Directions
In the news article about the French critic of Islam who went into hiding, which newspaper printed his commentary?

Quoted text
┄┄┄┄┄┄

Sunday, October 01, 2006

Under Islamic Survelliance

French critic of Islam flees threats
By Elaine Sciolino The New York Times
SATURDAY, SEPTEMBER 30, 2006

PARIS A public high school philosophy teacher and writer who attacked the Prophet Muhammad and Islam in a newspaper commentary has gone into hiding under police protection after receiving a series of death threats, including one diffused on a radical Islamist online forum.


Robert Redeker, 52, wrote in the newspaper Le Figaro 10 days ago that Muhammad was "a merciless warlord, a looter, a mass-murderer of Jews and a polygamist." He also called the Koran "a book of incredible violence."

Redeker also compared Islam unfavorably with Christianity and Judaism and criticized the hostile reaction to a recent speech by Pope Benedict XVI that seemed to link Islam and violence.

"Jesus is a master of love; Muhammad is a master of hatred," Redeker wrote, adding: "Whereas Judaism and Christianity are religions whose rites forsake violence and remove its legitimacy, Islam is a religion that, in its very sacred text, as much as in some of its everyday rites, exalts violence and hatred. Hatred and violence dwell in the very book that educates any Muslim, the Koran."

Immediately afterward, Redeker, who teaches in a high school near Toulouse and is the author of several books on philosophy, began to receive death threats by telephone, e-mail and in the Internet forum. The forum published photos of him, what it said was his home address, directions to his home and his cellphone number.

┄┄┄┄┄┄

Data section
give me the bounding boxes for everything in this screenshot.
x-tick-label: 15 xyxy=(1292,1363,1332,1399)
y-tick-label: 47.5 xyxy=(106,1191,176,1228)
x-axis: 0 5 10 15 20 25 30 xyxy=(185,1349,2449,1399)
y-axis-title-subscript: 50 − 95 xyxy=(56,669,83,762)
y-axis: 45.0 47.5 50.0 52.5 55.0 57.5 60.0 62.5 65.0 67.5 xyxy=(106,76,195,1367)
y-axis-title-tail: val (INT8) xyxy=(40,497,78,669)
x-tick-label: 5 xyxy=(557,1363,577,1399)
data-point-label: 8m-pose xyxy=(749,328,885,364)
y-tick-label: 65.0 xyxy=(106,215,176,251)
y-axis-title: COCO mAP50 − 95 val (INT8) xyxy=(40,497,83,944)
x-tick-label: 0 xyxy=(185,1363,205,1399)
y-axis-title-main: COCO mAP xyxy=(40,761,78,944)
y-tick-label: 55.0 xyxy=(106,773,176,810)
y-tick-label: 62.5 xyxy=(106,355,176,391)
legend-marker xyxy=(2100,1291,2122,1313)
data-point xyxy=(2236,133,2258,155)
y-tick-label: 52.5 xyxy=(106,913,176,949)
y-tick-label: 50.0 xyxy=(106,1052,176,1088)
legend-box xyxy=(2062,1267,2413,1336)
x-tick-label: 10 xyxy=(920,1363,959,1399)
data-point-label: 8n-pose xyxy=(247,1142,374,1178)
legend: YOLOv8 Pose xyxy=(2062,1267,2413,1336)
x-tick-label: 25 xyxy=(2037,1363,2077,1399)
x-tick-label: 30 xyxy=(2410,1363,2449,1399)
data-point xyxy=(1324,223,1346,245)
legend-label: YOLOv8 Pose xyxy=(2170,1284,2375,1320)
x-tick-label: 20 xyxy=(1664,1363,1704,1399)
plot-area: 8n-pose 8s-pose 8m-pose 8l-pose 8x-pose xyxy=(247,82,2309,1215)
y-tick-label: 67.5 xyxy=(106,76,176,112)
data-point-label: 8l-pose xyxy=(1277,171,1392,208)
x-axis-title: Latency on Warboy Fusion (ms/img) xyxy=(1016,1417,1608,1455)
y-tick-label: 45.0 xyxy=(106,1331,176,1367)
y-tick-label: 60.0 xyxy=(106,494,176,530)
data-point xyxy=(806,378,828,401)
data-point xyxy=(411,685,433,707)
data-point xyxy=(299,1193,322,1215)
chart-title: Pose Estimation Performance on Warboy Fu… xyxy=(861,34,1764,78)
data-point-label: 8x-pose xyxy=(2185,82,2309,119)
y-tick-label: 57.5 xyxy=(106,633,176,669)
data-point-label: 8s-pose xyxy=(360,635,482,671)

┄┄┄┄┄┄

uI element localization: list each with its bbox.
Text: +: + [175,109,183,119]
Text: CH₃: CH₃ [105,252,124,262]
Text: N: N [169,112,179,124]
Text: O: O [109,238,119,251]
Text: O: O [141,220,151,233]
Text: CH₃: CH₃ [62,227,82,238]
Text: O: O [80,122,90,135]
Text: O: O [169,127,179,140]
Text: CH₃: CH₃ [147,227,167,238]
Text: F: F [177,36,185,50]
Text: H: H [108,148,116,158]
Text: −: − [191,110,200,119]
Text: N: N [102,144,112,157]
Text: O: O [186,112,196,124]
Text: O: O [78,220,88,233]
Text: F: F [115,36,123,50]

┄┄┄┄┄┄

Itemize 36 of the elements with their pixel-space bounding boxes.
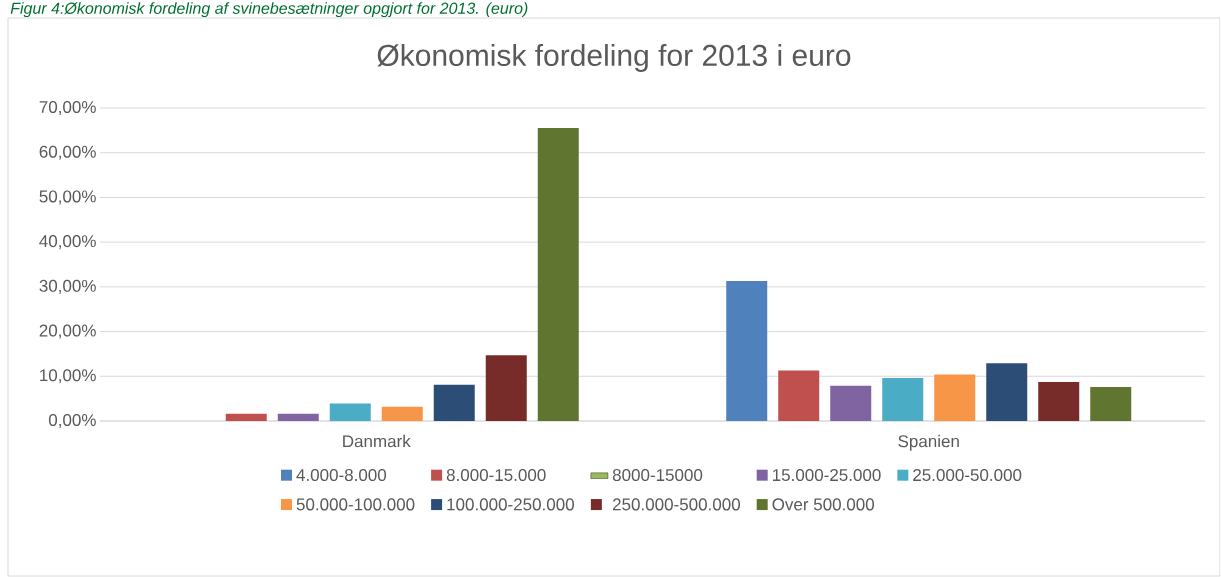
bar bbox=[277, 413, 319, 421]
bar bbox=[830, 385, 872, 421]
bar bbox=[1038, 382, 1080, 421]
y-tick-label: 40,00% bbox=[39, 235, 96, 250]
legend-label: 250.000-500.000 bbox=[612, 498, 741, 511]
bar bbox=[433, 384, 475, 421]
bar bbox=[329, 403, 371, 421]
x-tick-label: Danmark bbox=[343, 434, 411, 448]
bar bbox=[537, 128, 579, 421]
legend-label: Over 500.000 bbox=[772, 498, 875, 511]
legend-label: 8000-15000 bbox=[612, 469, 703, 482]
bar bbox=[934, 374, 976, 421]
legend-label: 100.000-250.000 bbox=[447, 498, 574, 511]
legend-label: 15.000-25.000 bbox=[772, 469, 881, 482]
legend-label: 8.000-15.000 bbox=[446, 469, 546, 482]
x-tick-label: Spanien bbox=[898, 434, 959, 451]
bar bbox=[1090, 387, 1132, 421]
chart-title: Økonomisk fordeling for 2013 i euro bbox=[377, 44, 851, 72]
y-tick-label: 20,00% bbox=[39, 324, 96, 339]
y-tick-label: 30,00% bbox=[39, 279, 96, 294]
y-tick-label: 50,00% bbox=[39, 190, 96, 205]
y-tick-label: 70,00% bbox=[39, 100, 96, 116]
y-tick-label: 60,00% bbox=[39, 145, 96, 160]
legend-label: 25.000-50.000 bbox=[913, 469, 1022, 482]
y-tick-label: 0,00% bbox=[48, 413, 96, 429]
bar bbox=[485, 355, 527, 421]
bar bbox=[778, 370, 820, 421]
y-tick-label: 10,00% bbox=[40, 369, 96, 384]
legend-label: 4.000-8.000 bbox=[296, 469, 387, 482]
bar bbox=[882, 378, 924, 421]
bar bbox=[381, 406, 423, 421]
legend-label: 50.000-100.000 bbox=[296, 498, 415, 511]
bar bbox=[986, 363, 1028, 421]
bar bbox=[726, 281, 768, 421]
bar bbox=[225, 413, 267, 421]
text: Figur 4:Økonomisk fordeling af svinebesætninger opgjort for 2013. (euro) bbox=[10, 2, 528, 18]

┄┄┄┄┄┄

Solved exercise
Le Figaro